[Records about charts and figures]

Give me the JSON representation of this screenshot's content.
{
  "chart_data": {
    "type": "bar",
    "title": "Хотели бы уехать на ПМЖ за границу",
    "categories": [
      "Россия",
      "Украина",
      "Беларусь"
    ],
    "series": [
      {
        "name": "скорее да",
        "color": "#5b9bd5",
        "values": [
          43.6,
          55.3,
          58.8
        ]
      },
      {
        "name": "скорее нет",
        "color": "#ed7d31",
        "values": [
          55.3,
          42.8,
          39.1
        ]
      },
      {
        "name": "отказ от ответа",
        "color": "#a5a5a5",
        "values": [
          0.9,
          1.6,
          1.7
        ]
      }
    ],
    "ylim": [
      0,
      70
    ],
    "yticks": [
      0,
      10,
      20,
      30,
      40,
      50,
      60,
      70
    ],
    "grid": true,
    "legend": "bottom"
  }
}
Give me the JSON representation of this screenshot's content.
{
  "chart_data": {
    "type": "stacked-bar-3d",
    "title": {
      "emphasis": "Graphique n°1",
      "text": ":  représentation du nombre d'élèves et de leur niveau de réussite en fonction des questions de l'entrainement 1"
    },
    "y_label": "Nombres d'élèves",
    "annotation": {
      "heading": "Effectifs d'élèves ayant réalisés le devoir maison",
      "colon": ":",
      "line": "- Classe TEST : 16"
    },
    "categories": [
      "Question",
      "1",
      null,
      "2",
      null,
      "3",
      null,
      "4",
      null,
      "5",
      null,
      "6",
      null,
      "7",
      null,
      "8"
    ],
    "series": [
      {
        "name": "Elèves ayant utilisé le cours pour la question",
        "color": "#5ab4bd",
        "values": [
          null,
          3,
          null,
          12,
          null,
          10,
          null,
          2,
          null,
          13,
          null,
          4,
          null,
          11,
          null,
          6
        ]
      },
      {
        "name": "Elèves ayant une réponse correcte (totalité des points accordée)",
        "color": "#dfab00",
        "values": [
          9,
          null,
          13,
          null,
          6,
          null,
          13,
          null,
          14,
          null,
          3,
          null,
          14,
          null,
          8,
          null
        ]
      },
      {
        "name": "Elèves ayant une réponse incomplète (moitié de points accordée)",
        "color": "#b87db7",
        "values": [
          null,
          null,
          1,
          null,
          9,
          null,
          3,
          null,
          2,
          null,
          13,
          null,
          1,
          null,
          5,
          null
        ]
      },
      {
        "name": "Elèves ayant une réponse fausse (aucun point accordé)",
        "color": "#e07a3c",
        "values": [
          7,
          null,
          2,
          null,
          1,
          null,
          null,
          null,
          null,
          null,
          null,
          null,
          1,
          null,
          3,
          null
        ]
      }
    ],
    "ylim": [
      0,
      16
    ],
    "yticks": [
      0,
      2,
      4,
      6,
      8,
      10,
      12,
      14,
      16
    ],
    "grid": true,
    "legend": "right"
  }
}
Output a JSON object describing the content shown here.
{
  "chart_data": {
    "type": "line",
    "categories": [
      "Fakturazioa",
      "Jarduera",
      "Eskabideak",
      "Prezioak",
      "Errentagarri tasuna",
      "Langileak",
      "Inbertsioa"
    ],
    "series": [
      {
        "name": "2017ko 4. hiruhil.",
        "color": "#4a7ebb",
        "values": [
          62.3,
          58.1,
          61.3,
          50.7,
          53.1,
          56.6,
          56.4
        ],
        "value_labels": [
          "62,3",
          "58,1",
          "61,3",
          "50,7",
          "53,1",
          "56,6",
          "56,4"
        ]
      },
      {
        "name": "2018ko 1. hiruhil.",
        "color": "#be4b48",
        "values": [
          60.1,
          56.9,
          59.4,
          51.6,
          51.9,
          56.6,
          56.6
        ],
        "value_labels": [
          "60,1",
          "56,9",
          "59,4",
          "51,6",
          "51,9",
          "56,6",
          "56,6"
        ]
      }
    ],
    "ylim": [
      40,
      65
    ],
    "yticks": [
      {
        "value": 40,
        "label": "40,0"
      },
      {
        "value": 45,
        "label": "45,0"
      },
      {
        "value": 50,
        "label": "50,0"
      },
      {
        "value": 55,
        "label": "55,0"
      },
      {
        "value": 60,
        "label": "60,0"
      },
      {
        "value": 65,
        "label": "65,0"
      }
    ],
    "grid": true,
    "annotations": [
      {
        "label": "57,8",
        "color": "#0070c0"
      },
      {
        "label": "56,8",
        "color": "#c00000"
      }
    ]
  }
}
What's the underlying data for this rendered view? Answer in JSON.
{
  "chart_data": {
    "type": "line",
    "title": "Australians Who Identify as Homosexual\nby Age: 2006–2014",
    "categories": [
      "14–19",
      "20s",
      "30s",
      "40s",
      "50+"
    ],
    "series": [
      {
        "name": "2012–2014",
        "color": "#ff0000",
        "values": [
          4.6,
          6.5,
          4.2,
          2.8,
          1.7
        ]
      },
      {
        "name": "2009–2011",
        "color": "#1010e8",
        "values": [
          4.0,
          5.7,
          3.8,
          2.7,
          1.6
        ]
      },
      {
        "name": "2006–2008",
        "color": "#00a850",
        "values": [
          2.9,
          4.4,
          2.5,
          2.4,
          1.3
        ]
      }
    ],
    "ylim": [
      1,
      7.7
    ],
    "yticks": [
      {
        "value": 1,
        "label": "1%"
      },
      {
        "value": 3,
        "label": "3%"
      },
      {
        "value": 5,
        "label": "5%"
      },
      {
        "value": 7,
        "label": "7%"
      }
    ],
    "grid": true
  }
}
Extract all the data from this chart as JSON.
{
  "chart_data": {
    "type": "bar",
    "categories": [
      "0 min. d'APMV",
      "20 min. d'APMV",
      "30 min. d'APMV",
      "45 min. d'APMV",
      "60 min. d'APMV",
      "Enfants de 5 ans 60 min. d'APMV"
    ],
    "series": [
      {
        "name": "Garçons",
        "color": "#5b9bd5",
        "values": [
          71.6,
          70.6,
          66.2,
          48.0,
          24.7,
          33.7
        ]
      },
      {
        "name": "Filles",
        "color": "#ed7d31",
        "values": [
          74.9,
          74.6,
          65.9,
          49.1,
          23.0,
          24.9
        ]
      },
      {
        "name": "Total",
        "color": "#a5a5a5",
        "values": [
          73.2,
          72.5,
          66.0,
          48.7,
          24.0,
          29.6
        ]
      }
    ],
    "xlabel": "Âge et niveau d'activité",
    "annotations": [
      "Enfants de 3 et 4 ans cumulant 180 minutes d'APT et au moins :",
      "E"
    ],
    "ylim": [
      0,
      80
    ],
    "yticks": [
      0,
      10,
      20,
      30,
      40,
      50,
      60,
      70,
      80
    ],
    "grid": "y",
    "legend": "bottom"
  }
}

Required task:
Reproduce the material precisely, including every line.

Written answer:
Give me the JSON representation of this screenshot's content.
{
  "chart_data": {
    "type": "bar",
    "title": "Хотели бы уехать на ПМЖ за границу",
    "categories": [
      "Россия",
      "Украина",
      "Беларусь"
    ],
    "series": [
      {
        "name": "скорее да",
        "color": "#5b9bd5",
        "values": [
          43.6,
          55.3,
          58.8
        ]
      },
      {
        "name": "скорее нет",
        "color": "#ed7d31",
        "values": [
          55.3,
          42.8,
          39.1
        ]
      },
      {
        "name": "отказ от ответа",
        "color": "#a5a5a5",
        "values": [
          0.9,
          1.6,
          1.7
        ]
      }
    ],
    "ylim": [
      0,
      70
    ],
    "yticks": [
      0,
      10,
      20,
      30,
      40,
      50,
      60,
      70
    ],
    "grid": true,
    "legend": "bottom"
  }
}
Give me the JSON representation of this screenshot's content.
{
  "chart_data": {
    "type": "stacked-bar-3d",
    "title": {
      "emphasis": "Graphique n°1",
      "text": ":  représentation du nombre d'élèves et de leur niveau de réussite en fonction des questions de l'entrainement 1"
    },
    "y_label": "Nombres d'élèves",
    "annotation": {
      "heading": "Effectifs d'élèves ayant réalisés le devoir maison",
      "colon": ":",
      "line": "- Classe TEST : 16"
    },
    "categories": [
      "Question",
      "1",
      null,
      "2",
      null,
      "3",
      null,
      "4",
      null,
      "5",
      null,
      "6",
      null,
      "7",
      null,
      "8"
    ],
    "series": [
      {
        "name": "Elèves ayant utilisé le cours pour la question",
        "color": "#5ab4bd",
        "values": [
          null,
          3,
          null,
          12,
          null,
          10,
          null,
          2,
          null,
          13,
          null,
          4,
          null,
          11,
          null,
          6
        ]
      },
      {
        "name": "Elèves ayant une réponse correcte (totalité des points accordée)",
        "color": "#dfab00",
        "values": [
          9,
          null,
          13,
          null,
          6,
          null,
          13,
          null,
          14,
          null,
          3,
          null,
          14,
          null,
          8,
          null
        ]
      },
      {
        "name": "Elèves ayant une réponse incomplète (moitié de points accordée)",
        "color": "#b87db7",
        "values": [
          null,
          null,
          1,
          null,
          9,
          null,
          3,
          null,
          2,
          null,
          13,
          null,
          1,
          null,
          5,
          null
        ]
      },
      {
        "name": "Elèves ayant une réponse fausse (aucun point accordé)",
        "color": "#e07a3c",
        "values": [
          7,
          null,
          2,
          null,
          1,
          null,
          null,
          null,
          null,
          null,
          null,
          null,
          1,
          null,
          3,
          null
        ]
      }
    ],
    "ylim": [
      0,
      16
    ],
    "yticks": [
      0,
      2,
      4,
      6,
      8,
      10,
      12,
      14,
      16
    ],
    "grid": true,
    "legend": "right"
  }
}
Output a JSON object describing the content shown here.
{
  "chart_data": {
    "type": "line",
    "categories": [
      "Fakturazioa",
      "Jarduera",
      "Eskabideak",
      "Prezioak",
      "Errentagarri tasuna",
      "Langileak",
      "Inbertsioa"
    ],
    "series": [
      {
        "name": "2017ko 4. hiruhil.",
        "color": "#4a7ebb",
        "values": [
          62.3,
          58.1,
          61.3,
          50.7,
          53.1,
          56.6,
          56.4
        ],
        "value_labels": [
          "62,3",
          "58,1",
          "61,3",
          "50,7",
          "53,1",
          "56,6",
          "56,4"
        ]
      },
      {
        "name": "2018ko 1. hiruhil.",
        "color": "#be4b48",
        "values": [
          60.1,
          56.9,
          59.4,
          51.6,
          51.9,
          56.6,
          56.6
        ],
        "value_labels": [
          "60,1",
          "56,9",
          "59,4",
          "51,6",
          "51,9",
          "56,6",
          "56,6"
        ]
      }
    ],
    "ylim": [
      40,
      65
    ],
    "yticks": [
      {
        "value": 40,
        "label": "40,0"
      },
      {
        "value": 45,
        "label": "45,0"
      },
      {
        "value": 50,
        "label": "50,0"
      },
      {
        "value": 55,
        "label": "55,0"
      },
      {
        "value": 60,
        "label": "60,0"
      },
      {
        "value": 65,
        "label": "65,0"
      }
    ],
    "grid": true,
    "annotations": [
      {
        "label": "57,8",
        "color": "#0070c0"
      },
      {
        "label": "56,8",
        "color": "#c00000"
      }
    ]
  }
}
What's the underlying data for this rendered view? Answer in JSON.
{
  "chart_data": {
    "type": "line",
    "title": "Australians Who Identify as Homosexual\nby Age: 2006–2014",
    "categories": [
      "14–19",
      "20s",
      "30s",
      "40s",
      "50+"
    ],
    "series": [
      {
        "name": "2012–2014",
        "color": "#ff0000",
        "values": [
          4.6,
          6.5,
          4.2,
          2.8,
          1.7
        ]
      },
      {
        "name": "2009–2011",
        "color": "#1010e8",
        "values": [
          4.0,
          5.7,
          3.8,
          2.7,
          1.6
        ]
      },
      {
        "name": "2006–2008",
        "color": "#00a850",
        "values": [
          2.9,
          4.4,
          2.5,
          2.4,
          1.3
        ]
      }
    ],
    "ylim": [
      1,
      7.7
    ],
    "yticks": [
      {
        "value": 1,
        "label": "1%"
      },
      {
        "value": 3,
        "label": "3%"
      },
      {
        "value": 5,
        "label": "5%"
      },
      {
        "value": 7,
        "label": "7%"
      }
    ],
    "grid": true
  }
}
Extract all the data from this chart as JSON.
{
  "chart_data": {
    "type": "bar",
    "categories": [
      "0 min. d'APMV",
      "20 min. d'APMV",
      "30 min. d'APMV",
      "45 min. d'APMV",
      "60 min. d'APMV",
      "Enfants de 5 ans 60 min. d'APMV"
    ],
    "series": [
      {
        "name": "Garçons",
        "color": "#5b9bd5",
        "values": [
          71.6,
          70.6,
          66.2,
          48.0,
          24.7,
          33.7
        ]
      },
      {
        "name": "Filles",
        "color": "#ed7d31",
        "values": [
          74.9,
          74.6,
          65.9,
          49.1,
          23.0,
          24.9
        ]
      },
      {
        "name": "Total",
        "color": "#a5a5a5",
        "values": [
          73.2,
          72.5,
          66.0,
          48.7,
          24.0,
          29.6
        ]
      }
    ],
    "xlabel": "Âge et niveau d'activité",
    "annotations": [
      "Enfants de 3 et 4 ans cumulant 180 minutes d'APT et au moins :",
      "E"
    ],
    "ylim": [
      0,
      80
    ],
    "yticks": [
      0,
      10,
      20,
      30,
      40,
      50,
      60,
      70,
      80
    ],
    "grid": "y",
    "legend": "bottom"
  }
}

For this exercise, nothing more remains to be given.